◆ WHAT IS BEING ASKED
Repeat the listing word for word. No pictures belong in the copy.

-- begin MATERIAL PROVIDED --

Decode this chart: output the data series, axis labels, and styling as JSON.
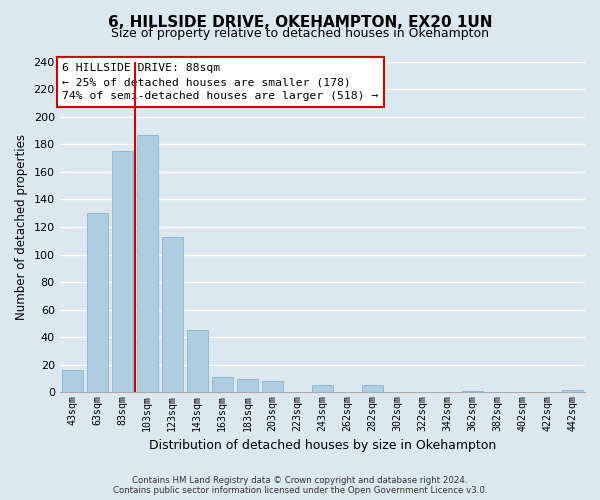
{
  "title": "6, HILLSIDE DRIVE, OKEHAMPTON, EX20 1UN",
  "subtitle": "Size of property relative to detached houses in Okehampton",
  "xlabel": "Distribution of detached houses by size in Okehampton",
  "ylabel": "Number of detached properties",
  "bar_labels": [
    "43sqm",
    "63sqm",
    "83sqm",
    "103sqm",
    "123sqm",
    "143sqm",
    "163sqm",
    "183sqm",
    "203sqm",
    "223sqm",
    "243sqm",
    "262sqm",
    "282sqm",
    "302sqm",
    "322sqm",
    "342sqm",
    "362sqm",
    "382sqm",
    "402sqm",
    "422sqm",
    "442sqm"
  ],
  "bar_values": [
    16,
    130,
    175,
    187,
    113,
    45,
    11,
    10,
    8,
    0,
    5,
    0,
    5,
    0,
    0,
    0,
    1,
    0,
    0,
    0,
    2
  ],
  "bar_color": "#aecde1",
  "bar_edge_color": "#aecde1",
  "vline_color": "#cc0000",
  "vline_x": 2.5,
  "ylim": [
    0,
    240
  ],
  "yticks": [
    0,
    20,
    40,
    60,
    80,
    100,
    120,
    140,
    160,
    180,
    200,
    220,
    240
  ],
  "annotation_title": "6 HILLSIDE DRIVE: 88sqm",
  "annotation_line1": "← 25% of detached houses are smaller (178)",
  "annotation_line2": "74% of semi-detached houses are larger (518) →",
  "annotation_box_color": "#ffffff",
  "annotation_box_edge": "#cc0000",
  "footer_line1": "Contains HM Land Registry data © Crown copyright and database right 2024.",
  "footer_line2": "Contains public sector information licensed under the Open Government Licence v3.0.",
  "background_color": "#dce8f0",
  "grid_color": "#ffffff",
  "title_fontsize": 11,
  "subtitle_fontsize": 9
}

-- end MATERIAL PROVIDED --

◆ WRITTEN ANSWER
Decode this chart: output the data series, axis labels, and styling as JSON.
{
  "title": "6, HILLSIDE DRIVE, OKEHAMPTON, EX20 1UN",
  "subtitle": "Size of property relative to detached houses in Okehampton",
  "xlabel": "Distribution of detached houses by size in Okehampton",
  "ylabel": "Number of detached properties",
  "bar_labels": [
    "43sqm",
    "63sqm",
    "83sqm",
    "103sqm",
    "123sqm",
    "143sqm",
    "163sqm",
    "183sqm",
    "203sqm",
    "223sqm",
    "243sqm",
    "262sqm",
    "282sqm",
    "302sqm",
    "322sqm",
    "342sqm",
    "362sqm",
    "382sqm",
    "402sqm",
    "422sqm",
    "442sqm"
  ],
  "bar_values": [
    16,
    130,
    175,
    187,
    113,
    45,
    11,
    10,
    8,
    0,
    5,
    0,
    5,
    0,
    0,
    0,
    1,
    0,
    0,
    0,
    2
  ],
  "bar_color": "#aecde1",
  "bar_edge_color": "#aecde1",
  "vline_color": "#cc0000",
  "vline_x": 2.5,
  "ylim": [
    0,
    240
  ],
  "yticks": [
    0,
    20,
    40,
    60,
    80,
    100,
    120,
    140,
    160,
    180,
    200,
    220,
    240
  ],
  "annotation_title": "6 HILLSIDE DRIVE: 88sqm",
  "annotation_line1": "← 25% of detached houses are smaller (178)",
  "annotation_line2": "74% of semi-detached houses are larger (518) →",
  "annotation_box_color": "#ffffff",
  "annotation_box_edge": "#cc0000",
  "footer_line1": "Contains HM Land Registry data © Crown copyright and database right 2024.",
  "footer_line2": "Contains public sector information licensed under the Open Government Licence v3.0.",
  "background_color": "#dce8f0",
  "grid_color": "#ffffff",
  "title_fontsize": 11,
  "subtitle_fontsize": 9
}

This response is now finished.